Stored data
═══

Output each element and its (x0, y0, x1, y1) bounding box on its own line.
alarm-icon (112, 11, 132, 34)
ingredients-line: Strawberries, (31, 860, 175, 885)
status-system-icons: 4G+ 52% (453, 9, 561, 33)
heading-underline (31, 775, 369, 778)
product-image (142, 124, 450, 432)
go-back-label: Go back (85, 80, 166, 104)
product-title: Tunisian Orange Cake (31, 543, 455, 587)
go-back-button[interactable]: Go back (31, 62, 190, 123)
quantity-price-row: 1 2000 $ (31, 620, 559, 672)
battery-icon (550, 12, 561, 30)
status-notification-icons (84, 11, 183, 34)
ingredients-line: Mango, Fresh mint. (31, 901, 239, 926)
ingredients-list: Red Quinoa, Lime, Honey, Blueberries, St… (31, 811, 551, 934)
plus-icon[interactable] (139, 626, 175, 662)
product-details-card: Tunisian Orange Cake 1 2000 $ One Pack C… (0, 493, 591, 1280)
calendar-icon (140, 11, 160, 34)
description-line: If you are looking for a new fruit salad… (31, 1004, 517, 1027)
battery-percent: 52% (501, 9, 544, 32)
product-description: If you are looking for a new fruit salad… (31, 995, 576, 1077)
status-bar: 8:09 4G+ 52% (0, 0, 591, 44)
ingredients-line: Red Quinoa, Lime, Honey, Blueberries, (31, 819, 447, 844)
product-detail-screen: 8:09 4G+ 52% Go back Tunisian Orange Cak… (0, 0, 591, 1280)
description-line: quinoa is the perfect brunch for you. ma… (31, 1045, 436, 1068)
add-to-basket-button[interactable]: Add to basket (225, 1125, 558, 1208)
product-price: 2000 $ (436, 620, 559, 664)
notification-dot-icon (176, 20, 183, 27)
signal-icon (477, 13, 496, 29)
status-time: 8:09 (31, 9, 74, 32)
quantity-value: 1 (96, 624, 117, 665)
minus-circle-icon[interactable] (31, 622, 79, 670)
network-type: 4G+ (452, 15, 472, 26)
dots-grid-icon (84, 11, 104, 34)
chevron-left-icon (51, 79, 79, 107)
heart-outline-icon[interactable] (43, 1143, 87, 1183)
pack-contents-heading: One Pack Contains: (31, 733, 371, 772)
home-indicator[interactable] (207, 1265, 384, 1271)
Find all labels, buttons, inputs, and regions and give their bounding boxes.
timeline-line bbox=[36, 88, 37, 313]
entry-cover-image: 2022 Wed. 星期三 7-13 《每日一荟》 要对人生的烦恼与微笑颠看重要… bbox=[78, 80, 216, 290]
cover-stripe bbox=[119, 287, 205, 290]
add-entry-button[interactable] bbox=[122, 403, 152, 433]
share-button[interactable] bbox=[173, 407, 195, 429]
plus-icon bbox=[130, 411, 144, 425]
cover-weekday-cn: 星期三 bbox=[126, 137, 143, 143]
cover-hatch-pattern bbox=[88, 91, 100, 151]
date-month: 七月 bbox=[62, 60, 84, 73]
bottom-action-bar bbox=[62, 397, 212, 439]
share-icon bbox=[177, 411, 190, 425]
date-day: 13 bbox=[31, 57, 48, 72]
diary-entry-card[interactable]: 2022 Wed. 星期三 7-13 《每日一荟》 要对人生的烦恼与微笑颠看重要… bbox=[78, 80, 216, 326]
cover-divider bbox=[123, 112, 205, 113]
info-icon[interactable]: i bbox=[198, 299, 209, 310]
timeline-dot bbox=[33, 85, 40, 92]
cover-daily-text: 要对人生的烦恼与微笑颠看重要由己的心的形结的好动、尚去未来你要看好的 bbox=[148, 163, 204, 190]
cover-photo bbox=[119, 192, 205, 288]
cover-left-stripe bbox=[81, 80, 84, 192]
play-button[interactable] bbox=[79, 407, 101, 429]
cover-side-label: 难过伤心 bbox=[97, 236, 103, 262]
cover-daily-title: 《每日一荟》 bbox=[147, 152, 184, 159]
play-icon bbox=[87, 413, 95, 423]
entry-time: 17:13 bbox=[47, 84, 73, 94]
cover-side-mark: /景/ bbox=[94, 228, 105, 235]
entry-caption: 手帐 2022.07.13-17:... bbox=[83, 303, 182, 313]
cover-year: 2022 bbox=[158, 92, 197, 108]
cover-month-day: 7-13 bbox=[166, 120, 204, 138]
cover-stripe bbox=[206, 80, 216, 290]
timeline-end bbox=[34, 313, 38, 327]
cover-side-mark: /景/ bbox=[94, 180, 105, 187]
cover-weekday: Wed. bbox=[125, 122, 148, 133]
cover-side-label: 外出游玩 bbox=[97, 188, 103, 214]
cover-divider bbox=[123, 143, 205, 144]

═══

THE PROBLEM
Please repeat every line of the stored data above exactly as it appears, covering all the entries.

EXPECTED OUTPUT
Output each element and its (x0, y0, x1, y1) bounding box on its own line.
alarm-icon (112, 11, 132, 34)
ingredients-line: Strawberries, (31, 860, 175, 885)
status-system-icons: 4G+ 52% (453, 9, 561, 33)
heading-underline (31, 775, 369, 778)
product-image (142, 124, 450, 432)
go-back-label: Go back (85, 80, 166, 104)
product-title: Tunisian Orange Cake (31, 543, 455, 587)
go-back-button[interactable]: Go back (31, 62, 190, 123)
quantity-price-row: 1 2000 $ (31, 620, 559, 672)
battery-icon (550, 12, 561, 30)
status-notification-icons (84, 11, 183, 34)
ingredients-line: Mango, Fresh mint. (31, 901, 239, 926)
ingredients-list: Red Quinoa, Lime, Honey, Blueberries, St… (31, 811, 551, 934)
plus-icon[interactable] (139, 626, 175, 662)
product-details-card: Tunisian Orange Cake 1 2000 $ One Pack C… (0, 493, 591, 1280)
calendar-icon (140, 11, 160, 34)
description-line: If you are looking for a new fruit salad… (31, 1004, 517, 1027)
battery-percent: 52% (501, 9, 544, 32)
product-description: If you are looking for a new fruit salad… (31, 995, 576, 1077)
status-bar: 8:09 4G+ 52% (0, 0, 591, 44)
ingredients-line: Red Quinoa, Lime, Honey, Blueberries, (31, 819, 447, 844)
product-detail-screen: 8:09 4G+ 52% Go back Tunisian Orange Cak… (0, 0, 591, 1280)
description-line: quinoa is the perfect brunch for you. ma… (31, 1045, 436, 1068)
add-to-basket-button[interactable]: Add to basket (225, 1125, 558, 1208)
product-price: 2000 $ (436, 620, 559, 664)
notification-dot-icon (176, 20, 183, 27)
signal-icon (477, 13, 496, 29)
status-time: 8:09 (31, 9, 74, 32)
quantity-value: 1 (96, 624, 117, 665)
minus-circle-icon[interactable] (31, 622, 79, 670)
network-type: 4G+ (452, 15, 472, 26)
dots-grid-icon (84, 11, 104, 34)
chevron-left-icon (51, 79, 79, 107)
heart-outline-icon[interactable] (43, 1143, 87, 1183)
pack-contents-heading: One Pack Contains: (31, 733, 371, 772)
home-indicator[interactable] (207, 1265, 384, 1271)
Find all labels, buttons, inputs, and regions and give their bounding boxes.
timeline-line bbox=[36, 88, 37, 313]
entry-cover-image: 2022 Wed. 星期三 7-13 《每日一荟》 要对人生的烦恼与微笑颠看重要… bbox=[78, 80, 216, 290]
cover-stripe bbox=[119, 287, 205, 290]
add-entry-button[interactable] bbox=[122, 403, 152, 433]
share-button[interactable] bbox=[173, 407, 195, 429]
plus-icon bbox=[130, 411, 144, 425]
cover-weekday-cn: 星期三 bbox=[126, 137, 143, 143]
cover-hatch-pattern bbox=[88, 91, 100, 151]
date-month: 七月 bbox=[62, 60, 84, 73]
bottom-action-bar bbox=[62, 397, 212, 439]
share-icon bbox=[177, 411, 190, 425]
date-day: 13 bbox=[31, 57, 48, 72]
diary-entry-card[interactable]: 2022 Wed. 星期三 7-13 《每日一荟》 要对人生的烦恼与微笑颠看重要… bbox=[78, 80, 216, 326]
cover-divider bbox=[123, 112, 205, 113]
info-icon[interactable]: i bbox=[198, 299, 209, 310]
timeline-dot bbox=[33, 85, 40, 92]
cover-daily-text: 要对人生的烦恼与微笑颠看重要由己的心的形结的好动、尚去未来你要看好的 bbox=[148, 163, 204, 190]
cover-photo bbox=[119, 192, 205, 288]
cover-left-stripe bbox=[81, 80, 84, 192]
play-button[interactable] bbox=[79, 407, 101, 429]
cover-side-label: 难过伤心 bbox=[97, 236, 103, 262]
cover-daily-title: 《每日一荟》 bbox=[147, 152, 184, 159]
play-icon bbox=[87, 413, 95, 423]
entry-time: 17:13 bbox=[47, 84, 73, 94]
cover-side-mark: /景/ bbox=[94, 228, 105, 235]
entry-caption: 手帐 2022.07.13-17:... bbox=[83, 303, 182, 313]
cover-year: 2022 bbox=[158, 92, 197, 108]
cover-month-day: 7-13 bbox=[166, 120, 204, 138]
cover-stripe bbox=[206, 80, 216, 290]
timeline-end bbox=[34, 313, 38, 327]
cover-side-mark: /景/ bbox=[94, 180, 105, 187]
cover-weekday: Wed. bbox=[125, 122, 148, 133]
cover-side-label: 外出游玩 bbox=[97, 188, 103, 214]
cover-divider bbox=[123, 143, 205, 144]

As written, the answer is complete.